Direction 1: Please retype the listing word for word, starting at its first line and ending with the line containing "asset-icon[interactable]: ◆ [59,254,71,266]", both of those lines included.

Duran Duran: Rio (1982) | featured image
Duran Duran: Rio (1982)

Duran Duran’s ‘Rio’ Gets New Appreciation from Critic Annie Zaleski

In this recent installment of Bloomsbury’s 33 ⅓ series, critic Annie Zaleski brilliantly dissects one of the most iconic albums of the ‘80s: Duran Duran’s ‘Rio’.

Rio
Annie Zaleski
Bloomsbury
06 May 2021

It’s easy to dismiss Duran Duran. When they blew up in 1982 and 1983 with their second album, Rio, they were all over MTV in impeccable suits and perfectly coiffed hair. Their music was full of danceable beats streaked with fashionable keyboard riffs. They dominated teenybopper magazines. Girls screamed.

What those who failed to look beyond the superficialities didn’t realize was that Duran Duran — who went their separate ways after Live Aid 1985 — made sophisticated, meticulous, deeply felt music — and continued to do so for decades. Rio may have been their apex, but they were hardly a flash in the pan. What’s more, anyone who dives into Rio will be rewarded many times over with an album that may be an iconic statement of its times but also resonates to this day. 

As part of Bloomsbury’s 33 ⅓ series, journalist and critic Annie Zaleski dissects Rio, places it in its proper cultural context, and makes a strong case for its present-day relevance. This is an album released nearly 40 years ago but it still merits repeated listens. Zaleski follows the band from their initial formation in the late ‘70s and early ‘80s by way of a local Birmingham [England] club, the Rum Runner. Bassist John Taylor and keyboardist Nick Rhodes, both rabid fans of glam rock, were looking to form “a cross between Chic and the Sex Pistols.” Eventually, guitarist Andy Taylor, drummer Roger Taylor (none of the three Taylors are related), and vocalist Simon Le Bon were added, and the band was off and running.

Direction 2: In the review of Duran Duran's Rio, translate this sentence into Spanish: "Rio may have been their apex, but they were hardly a flash in the pan."

Data for this task:

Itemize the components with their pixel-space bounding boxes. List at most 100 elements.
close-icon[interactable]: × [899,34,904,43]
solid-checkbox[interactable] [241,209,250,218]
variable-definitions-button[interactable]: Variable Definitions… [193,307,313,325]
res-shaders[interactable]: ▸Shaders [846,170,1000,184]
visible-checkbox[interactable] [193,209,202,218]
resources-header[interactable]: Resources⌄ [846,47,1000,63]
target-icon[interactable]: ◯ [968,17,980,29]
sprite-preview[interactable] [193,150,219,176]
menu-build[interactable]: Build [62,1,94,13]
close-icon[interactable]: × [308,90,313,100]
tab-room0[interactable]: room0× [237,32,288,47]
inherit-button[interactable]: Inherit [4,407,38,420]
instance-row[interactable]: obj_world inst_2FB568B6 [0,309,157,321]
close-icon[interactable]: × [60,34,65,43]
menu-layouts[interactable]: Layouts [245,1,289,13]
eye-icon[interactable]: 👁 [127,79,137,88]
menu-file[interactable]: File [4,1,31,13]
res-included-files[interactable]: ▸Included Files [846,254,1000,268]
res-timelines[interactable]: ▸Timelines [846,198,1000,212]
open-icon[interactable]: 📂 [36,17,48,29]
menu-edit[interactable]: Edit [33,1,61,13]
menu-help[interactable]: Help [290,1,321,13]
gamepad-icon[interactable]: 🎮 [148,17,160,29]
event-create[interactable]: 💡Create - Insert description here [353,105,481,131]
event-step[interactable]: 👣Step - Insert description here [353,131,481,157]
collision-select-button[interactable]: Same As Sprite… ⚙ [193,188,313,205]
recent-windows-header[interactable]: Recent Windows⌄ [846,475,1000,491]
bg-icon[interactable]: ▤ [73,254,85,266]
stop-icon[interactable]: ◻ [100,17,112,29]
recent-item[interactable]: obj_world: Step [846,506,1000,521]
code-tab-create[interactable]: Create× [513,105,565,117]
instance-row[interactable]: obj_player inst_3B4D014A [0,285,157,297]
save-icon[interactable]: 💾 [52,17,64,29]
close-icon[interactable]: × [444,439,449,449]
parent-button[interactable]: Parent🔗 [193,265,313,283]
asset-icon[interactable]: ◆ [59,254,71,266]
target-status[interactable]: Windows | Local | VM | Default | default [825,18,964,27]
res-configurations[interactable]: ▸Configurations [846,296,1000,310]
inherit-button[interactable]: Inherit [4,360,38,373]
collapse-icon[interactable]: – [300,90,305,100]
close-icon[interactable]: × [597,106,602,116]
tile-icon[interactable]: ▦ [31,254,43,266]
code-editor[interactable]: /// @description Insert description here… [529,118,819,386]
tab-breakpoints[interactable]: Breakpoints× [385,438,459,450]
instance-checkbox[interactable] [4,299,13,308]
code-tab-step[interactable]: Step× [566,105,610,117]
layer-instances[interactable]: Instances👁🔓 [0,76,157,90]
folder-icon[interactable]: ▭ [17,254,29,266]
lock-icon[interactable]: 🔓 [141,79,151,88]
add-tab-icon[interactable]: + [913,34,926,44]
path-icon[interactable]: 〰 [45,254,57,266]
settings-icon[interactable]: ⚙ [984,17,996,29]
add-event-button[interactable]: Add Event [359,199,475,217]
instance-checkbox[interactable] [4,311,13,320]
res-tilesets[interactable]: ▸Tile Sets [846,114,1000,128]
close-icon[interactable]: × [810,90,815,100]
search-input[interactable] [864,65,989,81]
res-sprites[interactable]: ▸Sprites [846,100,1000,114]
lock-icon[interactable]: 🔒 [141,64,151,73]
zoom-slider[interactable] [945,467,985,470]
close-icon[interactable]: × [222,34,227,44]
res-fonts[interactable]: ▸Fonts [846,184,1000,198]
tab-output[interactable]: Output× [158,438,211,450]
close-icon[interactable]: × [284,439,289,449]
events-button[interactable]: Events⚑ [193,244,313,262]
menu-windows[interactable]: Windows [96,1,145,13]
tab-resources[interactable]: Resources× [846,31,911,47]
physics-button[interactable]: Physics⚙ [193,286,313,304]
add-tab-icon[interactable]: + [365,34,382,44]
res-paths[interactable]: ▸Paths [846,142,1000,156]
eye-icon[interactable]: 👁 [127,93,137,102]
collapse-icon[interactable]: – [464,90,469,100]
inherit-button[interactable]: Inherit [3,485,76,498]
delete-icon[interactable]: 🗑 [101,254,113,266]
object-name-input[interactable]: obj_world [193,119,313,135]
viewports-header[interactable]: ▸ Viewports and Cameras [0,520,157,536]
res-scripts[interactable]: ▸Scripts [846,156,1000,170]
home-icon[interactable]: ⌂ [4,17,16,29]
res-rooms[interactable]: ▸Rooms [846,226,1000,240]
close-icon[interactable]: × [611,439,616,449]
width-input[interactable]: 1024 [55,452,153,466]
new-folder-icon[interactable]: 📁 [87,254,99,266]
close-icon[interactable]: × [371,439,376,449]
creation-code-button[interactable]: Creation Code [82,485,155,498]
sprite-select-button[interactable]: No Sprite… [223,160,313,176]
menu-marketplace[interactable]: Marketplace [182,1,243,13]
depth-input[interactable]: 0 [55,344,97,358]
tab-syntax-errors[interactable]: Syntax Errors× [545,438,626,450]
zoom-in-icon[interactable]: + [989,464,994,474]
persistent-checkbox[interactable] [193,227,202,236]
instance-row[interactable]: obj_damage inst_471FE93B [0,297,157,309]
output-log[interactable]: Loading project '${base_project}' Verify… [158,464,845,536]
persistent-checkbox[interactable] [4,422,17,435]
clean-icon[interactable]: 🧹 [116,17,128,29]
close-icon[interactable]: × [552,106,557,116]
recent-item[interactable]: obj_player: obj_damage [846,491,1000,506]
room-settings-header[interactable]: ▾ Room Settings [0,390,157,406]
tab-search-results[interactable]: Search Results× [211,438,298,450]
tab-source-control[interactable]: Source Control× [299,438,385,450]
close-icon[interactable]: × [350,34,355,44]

Worked answer 1:
Itemize the components with their pixel-space bounding boxes. List at most 100 elements.
close-icon[interactable]: × [899,34,904,43]
solid-checkbox[interactable] [241,209,250,218]
variable-definitions-button[interactable]: Variable Definitions… [193,307,313,325]
res-shaders[interactable]: ▸Shaders [846,170,1000,184]
visible-checkbox[interactable] [193,209,202,218]
resources-header[interactable]: Resources⌄ [846,47,1000,63]
target-icon[interactable]: ◯ [968,17,980,29]
sprite-preview[interactable] [193,150,219,176]
menu-build[interactable]: Build [62,1,94,13]
close-icon[interactable]: × [308,90,313,100]
tab-room0[interactable]: room0× [237,32,288,47]
inherit-button[interactable]: Inherit [4,407,38,420]
instance-row[interactable]: obj_world inst_2FB568B6 [0,309,157,321]
close-icon[interactable]: × [60,34,65,43]
menu-layouts[interactable]: Layouts [245,1,289,13]
eye-icon[interactable]: 👁 [127,79,137,88]
menu-file[interactable]: File [4,1,31,13]
res-included-files[interactable]: ▸Included Files [846,254,1000,268]
res-timelines[interactable]: ▸Timelines [846,198,1000,212]
open-icon[interactable]: 📂 [36,17,48,29]
menu-edit[interactable]: Edit [33,1,61,13]
menu-help[interactable]: Help [290,1,321,13]
gamepad-icon[interactable]: 🎮 [148,17,160,29]
event-create[interactable]: 💡Create - Insert description here [353,105,481,131]
event-step[interactable]: 👣Step - Insert description here [353,131,481,157]
collision-select-button[interactable]: Same As Sprite… ⚙ [193,188,313,205]
recent-windows-header[interactable]: Recent Windows⌄ [846,475,1000,491]
bg-icon[interactable]: ▤ [73,254,85,266]
stop-icon[interactable]: ◻ [100,17,112,29]
recent-item[interactable]: obj_world: Step [846,506,1000,521]
code-tab-create[interactable]: Create× [513,105,565,117]
instance-row[interactable]: obj_player inst_3B4D014A [0,285,157,297]
save-icon[interactable]: 💾 [52,17,64,29]
close-icon[interactable]: × [444,439,449,449]
parent-button[interactable]: Parent🔗 [193,265,313,283]
asset-icon[interactable]: ◆ [59,254,71,266]

Worked answer 2: Puede que Rio haya sido su punto culminante, pero distaban mucho de ser un éxito pasajero.